[Records from a dataset]
● ● ●
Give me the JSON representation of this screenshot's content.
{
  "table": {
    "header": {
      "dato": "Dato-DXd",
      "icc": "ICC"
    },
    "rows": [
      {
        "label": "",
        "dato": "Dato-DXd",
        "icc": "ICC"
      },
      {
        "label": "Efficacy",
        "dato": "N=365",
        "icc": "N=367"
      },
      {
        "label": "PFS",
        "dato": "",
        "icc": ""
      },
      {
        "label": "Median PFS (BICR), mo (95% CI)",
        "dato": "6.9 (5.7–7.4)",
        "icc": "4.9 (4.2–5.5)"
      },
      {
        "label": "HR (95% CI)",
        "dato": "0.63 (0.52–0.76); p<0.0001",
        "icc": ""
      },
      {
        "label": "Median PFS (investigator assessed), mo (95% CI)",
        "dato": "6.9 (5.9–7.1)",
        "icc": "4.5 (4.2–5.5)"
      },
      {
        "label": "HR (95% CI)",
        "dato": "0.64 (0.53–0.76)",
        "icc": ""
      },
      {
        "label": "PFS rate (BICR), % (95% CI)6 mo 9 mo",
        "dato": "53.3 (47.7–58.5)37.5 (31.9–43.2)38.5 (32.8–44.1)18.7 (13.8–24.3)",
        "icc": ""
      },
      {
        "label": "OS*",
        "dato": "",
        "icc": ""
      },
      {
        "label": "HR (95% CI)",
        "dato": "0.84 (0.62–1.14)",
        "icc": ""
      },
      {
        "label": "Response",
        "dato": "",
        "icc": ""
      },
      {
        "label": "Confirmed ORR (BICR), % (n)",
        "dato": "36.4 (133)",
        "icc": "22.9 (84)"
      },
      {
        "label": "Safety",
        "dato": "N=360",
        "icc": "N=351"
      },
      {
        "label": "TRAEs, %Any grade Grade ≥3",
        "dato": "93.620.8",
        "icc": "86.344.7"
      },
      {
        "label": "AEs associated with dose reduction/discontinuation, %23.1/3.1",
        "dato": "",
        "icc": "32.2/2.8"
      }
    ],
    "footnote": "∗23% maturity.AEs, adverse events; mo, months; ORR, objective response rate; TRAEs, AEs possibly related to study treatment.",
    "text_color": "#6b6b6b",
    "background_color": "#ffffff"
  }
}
● ● ●
- _Exercise goal_: Copy every record above exactly as it appears.

- _Result of this exercise_:
Give me the JSON representation of this screenshot's content.
{
  "table": {
    "header": {
      "dato": "Dato-DXd",
      "icc": "ICC"
    },
    "rows": [
      {
        "label": "",
        "dato": "Dato-DXd",
        "icc": "ICC"
      },
      {
        "label": "Efficacy",
        "dato": "N=365",
        "icc": "N=367"
      },
      {
        "label": "PFS",
        "dato": "",
        "icc": ""
      },
      {
        "label": "Median PFS (BICR), mo (95% CI)",
        "dato": "6.9 (5.7–7.4)",
        "icc": "4.9 (4.2–5.5)"
      },
      {
        "label": "HR (95% CI)",
        "dato": "0.63 (0.52–0.76); p<0.0001",
        "icc": ""
      },
      {
        "label": "Median PFS (investigator assessed), mo (95% CI)",
        "dato": "6.9 (5.9–7.1)",
        "icc": "4.5 (4.2–5.5)"
      },
      {
        "label": "HR (95% CI)",
        "dato": "0.64 (0.53–0.76)",
        "icc": ""
      },
      {
        "label": "PFS rate (BICR), % (95% CI)6 mo 9 mo",
        "dato": "53.3 (47.7–58.5)37.5 (31.9–43.2)38.5 (32.8–44.1)18.7 (13.8–24.3)",
        "icc": ""
      },
      {
        "label": "OS*",
        "dato": "",
        "icc": ""
      },
      {
        "label": "HR (95% CI)",
        "dato": "0.84 (0.62–1.14)",
        "icc": ""
      },
      {
        "label": "Response",
        "dato": "",
        "icc": ""
      },
      {
        "label": "Confirmed ORR (BICR), % (n)",
        "dato": "36.4 (133)",
        "icc": "22.9 (84)"
      },
      {
        "label": "Safety",
        "dato": "N=360",
        "icc": "N=351"
      },
      {
        "label": "TRAEs, %Any grade Grade ≥3",
        "dato": "93.620.8",
        "icc": "86.344.7"
      },
      {
        "label": "AEs associated with dose reduction/discontinuation, %23.1/3.1",
        "dato": "",
        "icc": "32.2/2.8"
      }
    ],
    "footnote": "∗23% maturity.AEs, adverse events; mo, months; ORR, objective response rate; TRAEs, AEs possibly related to study treatment.",
    "text_color": "#6b6b6b",
    "background_color": "#ffffff"
  }
}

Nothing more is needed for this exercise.